*WORK TO DO*. Note each line of the listing that contains the string "Rife", and copy it.

(Stored data)
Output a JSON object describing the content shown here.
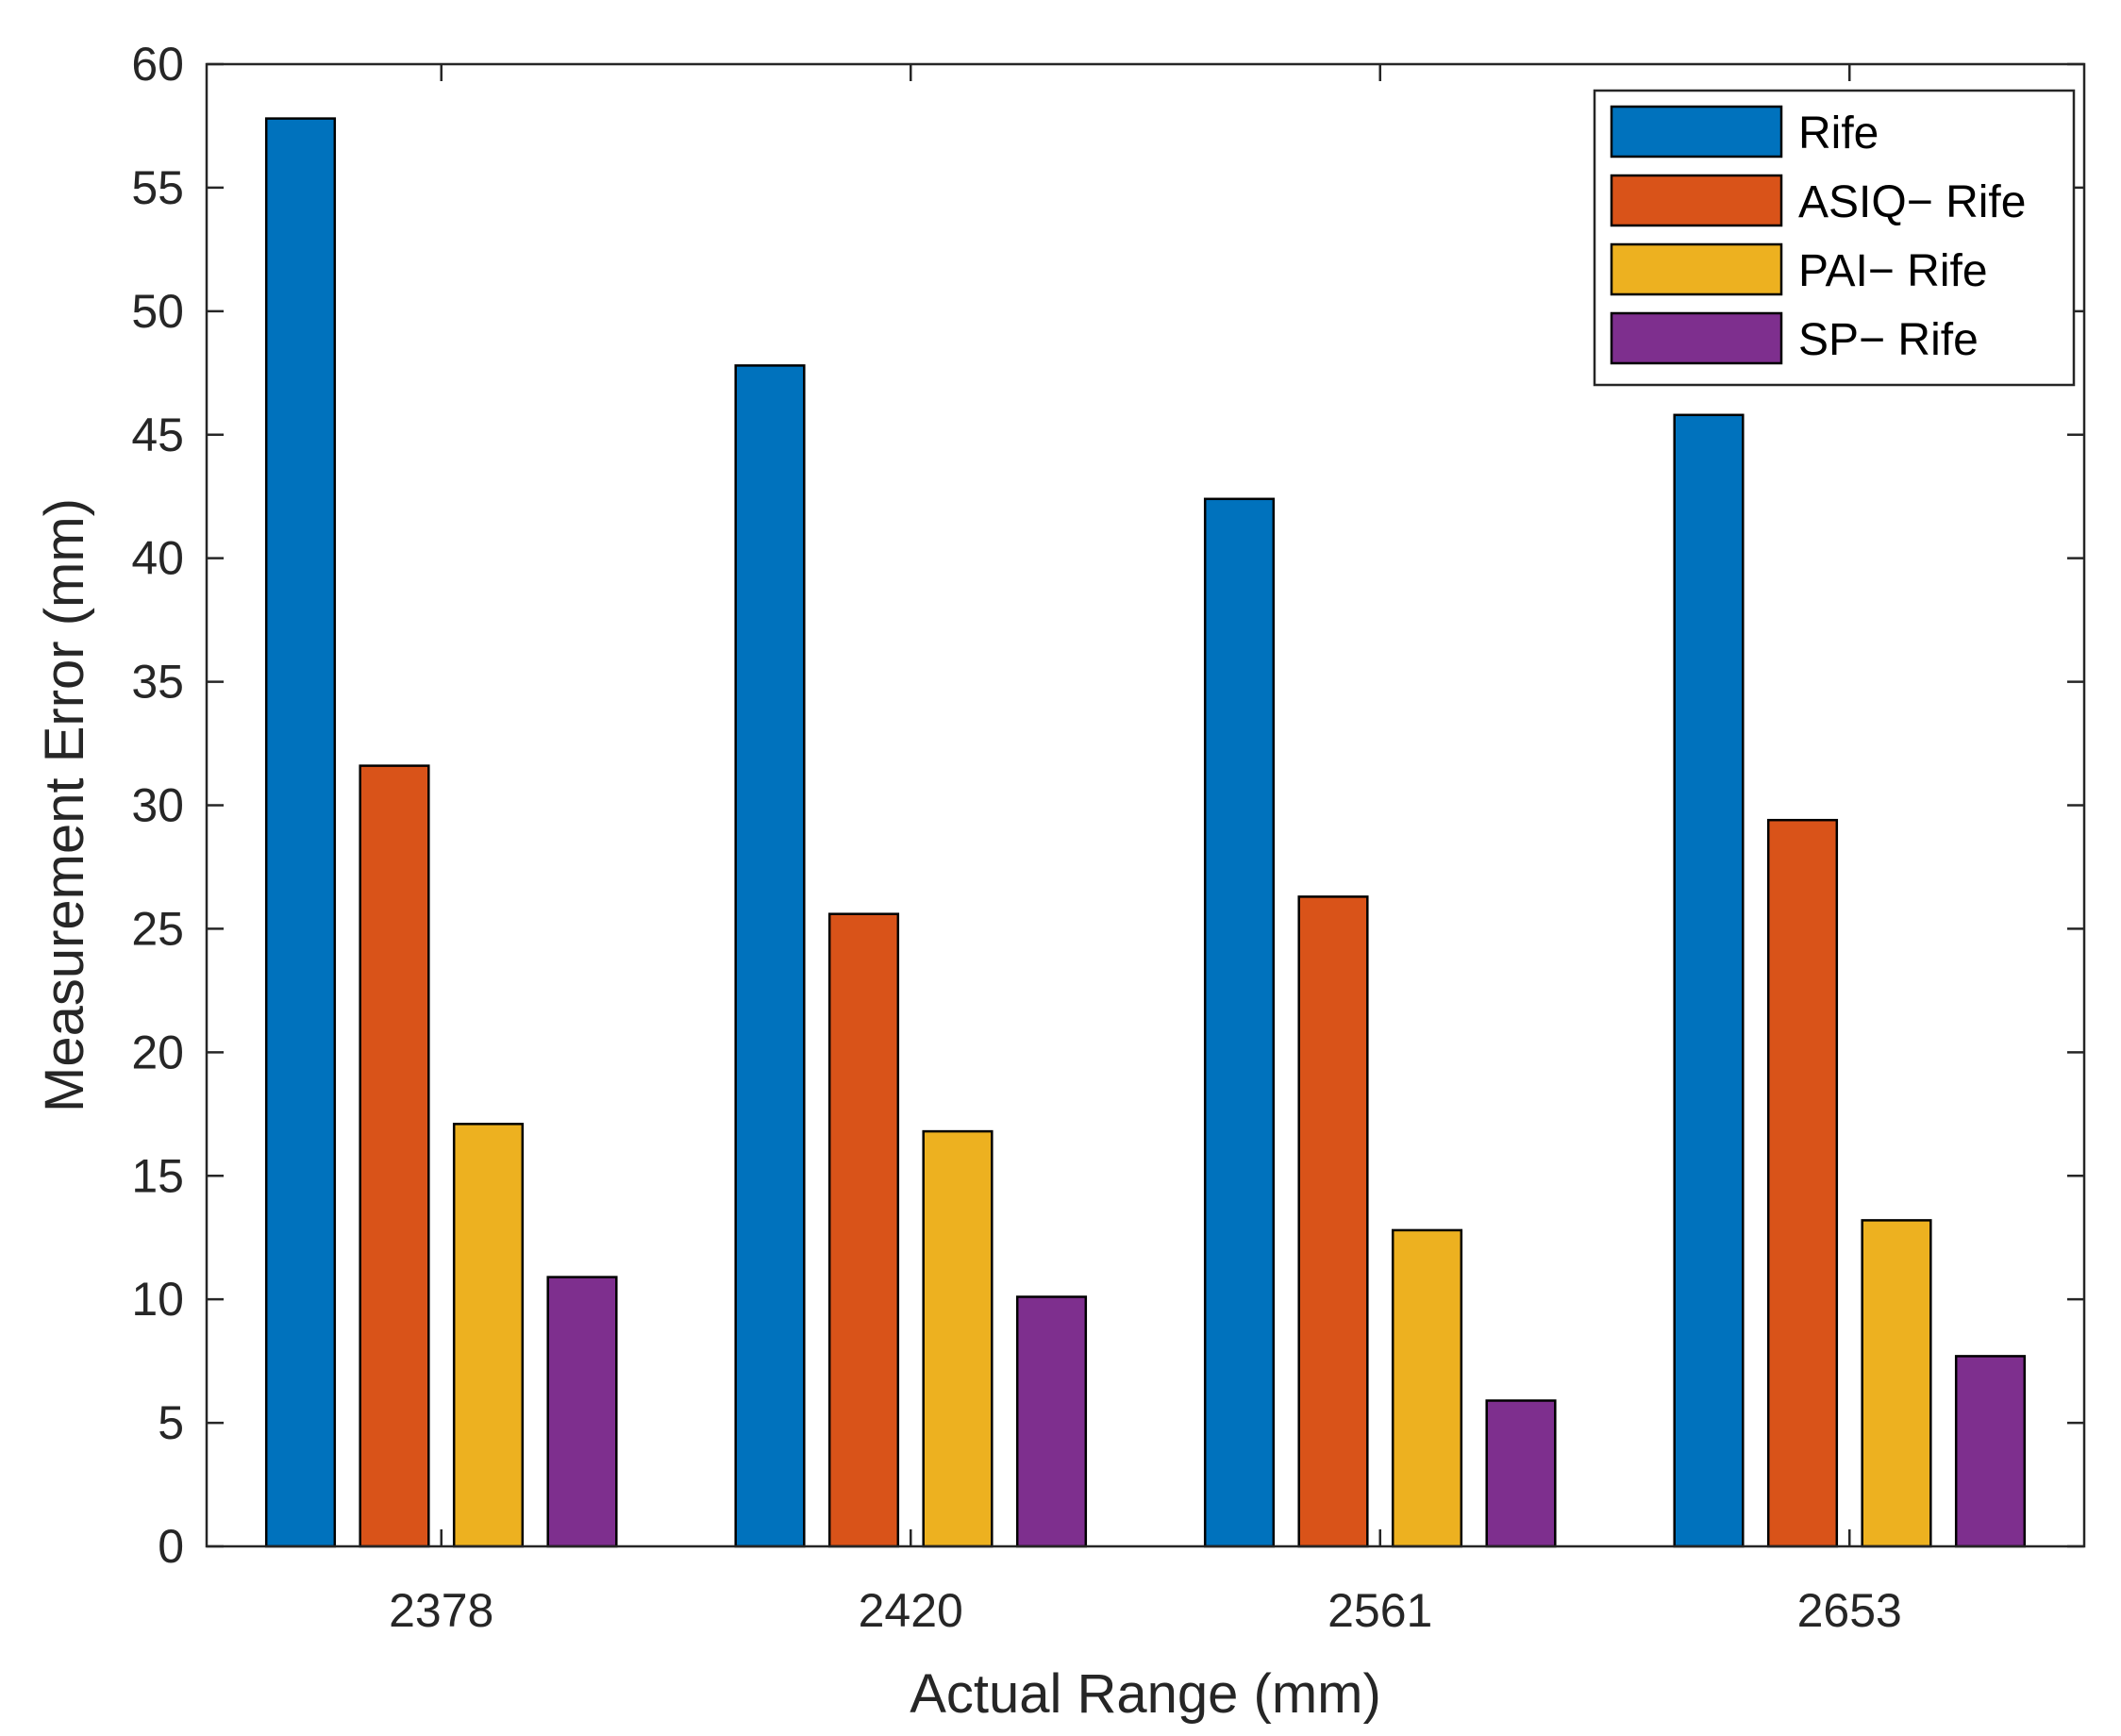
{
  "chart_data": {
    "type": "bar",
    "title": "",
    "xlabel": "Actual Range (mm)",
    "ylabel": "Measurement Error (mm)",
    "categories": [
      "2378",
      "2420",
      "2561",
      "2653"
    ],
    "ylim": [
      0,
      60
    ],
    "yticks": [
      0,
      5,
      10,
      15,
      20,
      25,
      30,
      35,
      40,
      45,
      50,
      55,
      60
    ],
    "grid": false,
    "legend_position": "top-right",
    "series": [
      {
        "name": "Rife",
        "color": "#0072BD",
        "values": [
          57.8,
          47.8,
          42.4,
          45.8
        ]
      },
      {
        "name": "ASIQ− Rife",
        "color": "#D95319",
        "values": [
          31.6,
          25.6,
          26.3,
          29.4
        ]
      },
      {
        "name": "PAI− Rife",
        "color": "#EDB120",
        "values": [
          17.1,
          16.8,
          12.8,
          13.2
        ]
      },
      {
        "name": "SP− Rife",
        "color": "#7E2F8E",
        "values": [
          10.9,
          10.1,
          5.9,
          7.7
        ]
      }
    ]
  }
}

*ANSWER IN FULL*.
        "name": "Rife",
        "name": "ASIQ− Rife",
        "name": "PAI− Rife",
        "name": "SP− Rife",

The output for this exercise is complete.